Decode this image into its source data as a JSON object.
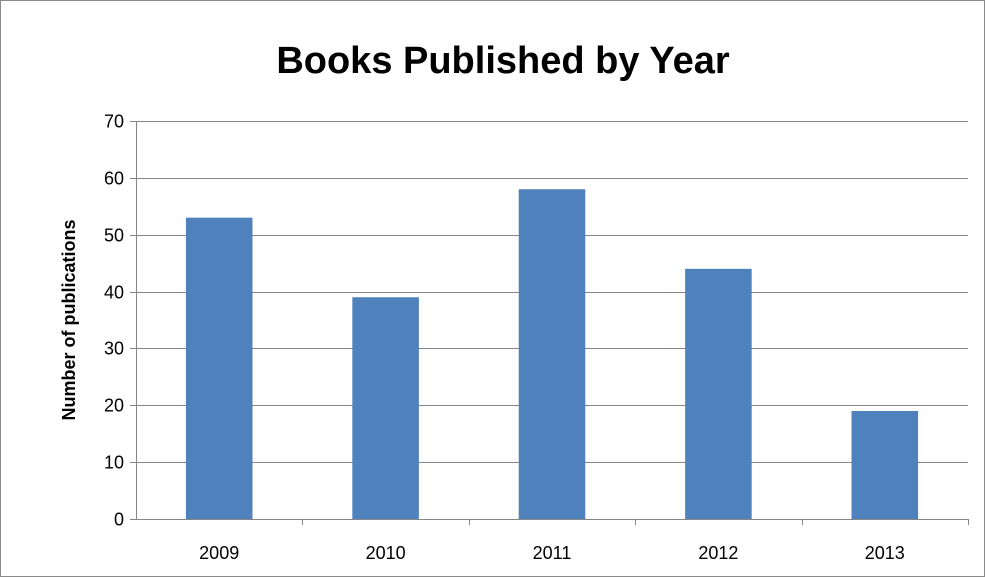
{
  "chart_data": {
    "type": "bar",
    "title": "Books Published by Year",
    "xlabel": "",
    "ylabel": "Number of publications",
    "categories": [
      "2009",
      "2010",
      "2011",
      "2012",
      "2013"
    ],
    "series": [
      {
        "values": [
          53,
          39,
          58,
          44,
          19
        ]
      }
    ],
    "ylim": [
      0,
      70
    ],
    "yticks": [
      0,
      10,
      20,
      30,
      40,
      50,
      60,
      70
    ],
    "grid": true,
    "legend": "none",
    "colors": {
      "bar": "#4f81bd",
      "grid": "#868686"
    }
  }
}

What to produce
Apart from the pictures, the entries above are to be repeated in full and exactly.

Answer to the task
Decode this image into its source data as a JSON object.
{
  "chart_data": {
    "type": "bar",
    "title": "Books Published by Year",
    "xlabel": "",
    "ylabel": "Number of publications",
    "categories": [
      "2009",
      "2010",
      "2011",
      "2012",
      "2013"
    ],
    "series": [
      {
        "values": [
          53,
          39,
          58,
          44,
          19
        ]
      }
    ],
    "ylim": [
      0,
      70
    ],
    "yticks": [
      0,
      10,
      20,
      30,
      40,
      50,
      60,
      70
    ],
    "grid": true,
    "legend": "none",
    "colors": {
      "bar": "#4f81bd",
      "grid": "#868686"
    }
  }
}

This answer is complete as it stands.